:: Job ::
Copy out all the lines in the records that include the word "Sens".

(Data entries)
·····

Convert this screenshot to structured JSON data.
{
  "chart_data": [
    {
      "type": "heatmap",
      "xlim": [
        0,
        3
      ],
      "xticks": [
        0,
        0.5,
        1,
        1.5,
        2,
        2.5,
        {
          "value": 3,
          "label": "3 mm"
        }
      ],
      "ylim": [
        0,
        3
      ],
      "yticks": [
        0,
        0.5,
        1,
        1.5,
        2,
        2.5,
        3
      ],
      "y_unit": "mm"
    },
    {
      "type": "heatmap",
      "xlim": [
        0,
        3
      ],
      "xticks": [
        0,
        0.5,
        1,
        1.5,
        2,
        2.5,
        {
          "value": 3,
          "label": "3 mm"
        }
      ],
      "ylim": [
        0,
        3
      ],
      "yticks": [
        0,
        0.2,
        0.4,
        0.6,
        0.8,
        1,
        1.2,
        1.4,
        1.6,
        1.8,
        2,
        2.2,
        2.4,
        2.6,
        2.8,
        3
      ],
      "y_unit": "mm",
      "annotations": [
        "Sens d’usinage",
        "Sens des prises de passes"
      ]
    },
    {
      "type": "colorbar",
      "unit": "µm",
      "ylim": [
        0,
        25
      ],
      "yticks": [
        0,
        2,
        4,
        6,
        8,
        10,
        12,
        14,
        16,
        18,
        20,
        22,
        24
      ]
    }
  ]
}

·····

:: Task solution ::
        "Sens d’usinage",
        "Sens des prises de passes"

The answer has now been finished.